Retype the records that come next, word for word.

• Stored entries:
=-=-=
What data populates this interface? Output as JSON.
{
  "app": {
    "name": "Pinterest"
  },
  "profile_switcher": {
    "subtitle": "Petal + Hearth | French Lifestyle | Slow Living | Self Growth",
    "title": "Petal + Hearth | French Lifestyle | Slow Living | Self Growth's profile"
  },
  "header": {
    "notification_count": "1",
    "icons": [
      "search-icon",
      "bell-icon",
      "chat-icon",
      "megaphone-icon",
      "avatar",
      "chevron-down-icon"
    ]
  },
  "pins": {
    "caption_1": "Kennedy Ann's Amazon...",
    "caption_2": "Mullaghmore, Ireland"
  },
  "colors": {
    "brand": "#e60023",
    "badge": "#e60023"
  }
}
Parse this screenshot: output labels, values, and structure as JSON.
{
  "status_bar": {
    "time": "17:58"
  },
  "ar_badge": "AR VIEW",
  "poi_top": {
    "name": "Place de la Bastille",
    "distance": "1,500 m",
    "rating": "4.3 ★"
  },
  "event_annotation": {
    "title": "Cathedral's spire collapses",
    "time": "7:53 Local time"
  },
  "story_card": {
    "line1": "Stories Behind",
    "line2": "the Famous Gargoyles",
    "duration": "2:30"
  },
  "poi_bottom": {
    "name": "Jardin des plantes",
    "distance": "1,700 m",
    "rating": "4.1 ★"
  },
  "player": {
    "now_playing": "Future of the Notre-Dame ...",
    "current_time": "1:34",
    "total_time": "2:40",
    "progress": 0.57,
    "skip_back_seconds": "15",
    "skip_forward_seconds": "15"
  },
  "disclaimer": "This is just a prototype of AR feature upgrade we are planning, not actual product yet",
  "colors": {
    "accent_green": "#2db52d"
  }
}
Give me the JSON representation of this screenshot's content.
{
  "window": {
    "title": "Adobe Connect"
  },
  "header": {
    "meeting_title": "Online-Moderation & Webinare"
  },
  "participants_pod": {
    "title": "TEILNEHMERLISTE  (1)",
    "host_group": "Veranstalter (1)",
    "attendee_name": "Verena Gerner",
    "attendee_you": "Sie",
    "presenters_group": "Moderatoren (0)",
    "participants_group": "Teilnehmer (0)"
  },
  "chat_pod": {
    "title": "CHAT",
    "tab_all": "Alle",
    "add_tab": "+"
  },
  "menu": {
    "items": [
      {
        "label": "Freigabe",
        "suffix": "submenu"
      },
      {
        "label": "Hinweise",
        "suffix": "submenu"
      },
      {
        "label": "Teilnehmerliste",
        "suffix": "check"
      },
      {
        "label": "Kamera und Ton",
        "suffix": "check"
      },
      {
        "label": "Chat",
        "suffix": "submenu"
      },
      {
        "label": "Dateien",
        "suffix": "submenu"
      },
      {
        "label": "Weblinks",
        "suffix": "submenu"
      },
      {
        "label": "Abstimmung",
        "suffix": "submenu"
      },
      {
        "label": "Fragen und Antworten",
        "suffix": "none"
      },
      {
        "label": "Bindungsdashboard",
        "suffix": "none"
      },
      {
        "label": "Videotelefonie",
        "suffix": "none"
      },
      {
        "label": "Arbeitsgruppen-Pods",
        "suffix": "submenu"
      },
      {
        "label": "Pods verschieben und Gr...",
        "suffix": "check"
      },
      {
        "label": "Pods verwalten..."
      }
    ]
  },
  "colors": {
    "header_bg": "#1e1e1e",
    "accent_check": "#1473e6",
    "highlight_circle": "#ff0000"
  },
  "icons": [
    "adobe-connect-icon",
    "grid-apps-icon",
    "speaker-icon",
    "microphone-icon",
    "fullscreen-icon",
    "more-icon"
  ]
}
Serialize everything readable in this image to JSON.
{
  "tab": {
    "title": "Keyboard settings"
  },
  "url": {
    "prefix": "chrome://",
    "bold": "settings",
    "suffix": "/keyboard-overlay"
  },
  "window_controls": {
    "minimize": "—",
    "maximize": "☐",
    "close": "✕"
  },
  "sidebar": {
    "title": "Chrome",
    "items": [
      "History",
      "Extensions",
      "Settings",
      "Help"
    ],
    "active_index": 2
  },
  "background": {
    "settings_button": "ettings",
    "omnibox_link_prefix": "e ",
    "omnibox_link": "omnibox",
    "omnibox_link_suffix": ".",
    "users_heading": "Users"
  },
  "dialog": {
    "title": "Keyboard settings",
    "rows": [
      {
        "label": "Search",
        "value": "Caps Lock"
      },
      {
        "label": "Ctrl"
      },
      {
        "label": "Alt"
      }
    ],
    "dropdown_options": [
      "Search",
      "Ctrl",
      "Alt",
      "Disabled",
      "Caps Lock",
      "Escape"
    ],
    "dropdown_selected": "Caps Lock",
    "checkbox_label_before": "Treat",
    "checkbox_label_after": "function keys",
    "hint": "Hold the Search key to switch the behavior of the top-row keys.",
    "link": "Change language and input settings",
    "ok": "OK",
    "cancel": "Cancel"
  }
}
=-=-=
• Complete output:
What data populates this interface? Output as JSON.
{
  "app": {
    "name": "Pinterest"
  },
  "profile_switcher": {
    "subtitle": "Petal + Hearth | French Lifestyle | Slow Living | Self Growth",
    "title": "Petal + Hearth | French Lifestyle | Slow Living | Self Growth's profile"
  },
  "header": {
    "notification_count": "1",
    "icons": [
      "search-icon",
      "bell-icon",
      "chat-icon",
      "megaphone-icon",
      "avatar",
      "chevron-down-icon"
    ]
  },
  "pins": {
    "caption_1": "Kennedy Ann's Amazon...",
    "caption_2": "Mullaghmore, Ireland"
  },
  "colors": {
    "brand": "#e60023",
    "badge": "#e60023"
  }
}
Parse this screenshot: output labels, values, and structure as JSON.
{
  "status_bar": {
    "time": "17:58"
  },
  "ar_badge": "AR VIEW",
  "poi_top": {
    "name": "Place de la Bastille",
    "distance": "1,500 m",
    "rating": "4.3 ★"
  },
  "event_annotation": {
    "title": "Cathedral's spire collapses",
    "time": "7:53 Local time"
  },
  "story_card": {
    "line1": "Stories Behind",
    "line2": "the Famous Gargoyles",
    "duration": "2:30"
  },
  "poi_bottom": {
    "name": "Jardin des plantes",
    "distance": "1,700 m",
    "rating": "4.1 ★"
  },
  "player": {
    "now_playing": "Future of the Notre-Dame ...",
    "current_time": "1:34",
    "total_time": "2:40",
    "progress": 0.57,
    "skip_back_seconds": "15",
    "skip_forward_seconds": "15"
  },
  "disclaimer": "This is just a prototype of AR feature upgrade we are planning, not actual product yet",
  "colors": {
    "accent_green": "#2db52d"
  }
}
Give me the JSON representation of this screenshot's content.
{
  "window": {
    "title": "Adobe Connect"
  },
  "header": {
    "meeting_title": "Online-Moderation & Webinare"
  },
  "participants_pod": {
    "title": "TEILNEHMERLISTE  (1)",
    "host_group": "Veranstalter (1)",
    "attendee_name": "Verena Gerner",
    "attendee_you": "Sie",
    "presenters_group": "Moderatoren (0)",
    "participants_group": "Teilnehmer (0)"
  },
  "chat_pod": {
    "title": "CHAT",
    "tab_all": "Alle",
    "add_tab": "+"
  },
  "menu": {
    "items": [
      {
        "label": "Freigabe",
        "suffix": "submenu"
      },
      {
        "label": "Hinweise",
        "suffix": "submenu"
      },
      {
        "label": "Teilnehmerliste",
        "suffix": "check"
      },
      {
        "label": "Kamera und Ton",
        "suffix": "check"
      },
      {
        "label": "Chat",
        "suffix": "submenu"
      },
      {
        "label": "Dateien",
        "suffix": "submenu"
      },
      {
        "label": "Weblinks",
        "suffix": "submenu"
      },
      {
        "label": "Abstimmung",
        "suffix": "submenu"
      },
      {
        "label": "Fragen und Antworten",
        "suffix": "none"
      },
      {
        "label": "Bindungsdashboard",
        "suffix": "none"
      },
      {
        "label": "Videotelefonie",
        "suffix": "none"
      },
      {
        "label": "Arbeitsgruppen-Pods",
        "suffix": "submenu"
      },
      {
        "label": "Pods verschieben und Gr...",
        "suffix": "check"
      },
      {
        "label": "Pods verwalten..."
      }
    ]
  },
  "colors": {
    "header_bg": "#1e1e1e",
    "accent_check": "#1473e6",
    "highlight_circle": "#ff0000"
  },
  "icons": [
    "adobe-connect-icon",
    "grid-apps-icon",
    "speaker-icon",
    "microphone-icon",
    "fullscreen-icon",
    "more-icon"
  ]
}
Serialize everything readable in this image to JSON.
{
  "tab": {
    "title": "Keyboard settings"
  },
  "url": {
    "prefix": "chrome://",
    "bold": "settings",
    "suffix": "/keyboard-overlay"
  },
  "window_controls": {
    "minimize": "—",
    "maximize": "☐",
    "close": "✕"
  },
  "sidebar": {
    "title": "Chrome",
    "items": [
      "History",
      "Extensions",
      "Settings",
      "Help"
    ],
    "active_index": 2
  },
  "background": {
    "settings_button": "ettings",
    "omnibox_link_prefix": "e ",
    "omnibox_link": "omnibox",
    "omnibox_link_suffix": ".",
    "users_heading": "Users"
  },
  "dialog": {
    "title": "Keyboard settings",
    "rows": [
      {
        "label": "Search",
        "value": "Caps Lock"
      },
      {
        "label": "Ctrl"
      },
      {
        "label": "Alt"
      }
    ],
    "dropdown_options": [
      "Search",
      "Ctrl",
      "Alt",
      "Disabled",
      "Caps Lock",
      "Escape"
    ],
    "dropdown_selected": "Caps Lock",
    "checkbox_label_before": "Treat",
    "checkbox_label_after": "function keys",
    "hint": "Hold the Search key to switch the behavior of the top-row keys.",
    "link": "Change language and input settings",
    "ok": "OK",
    "cancel": "Cancel"
  }
}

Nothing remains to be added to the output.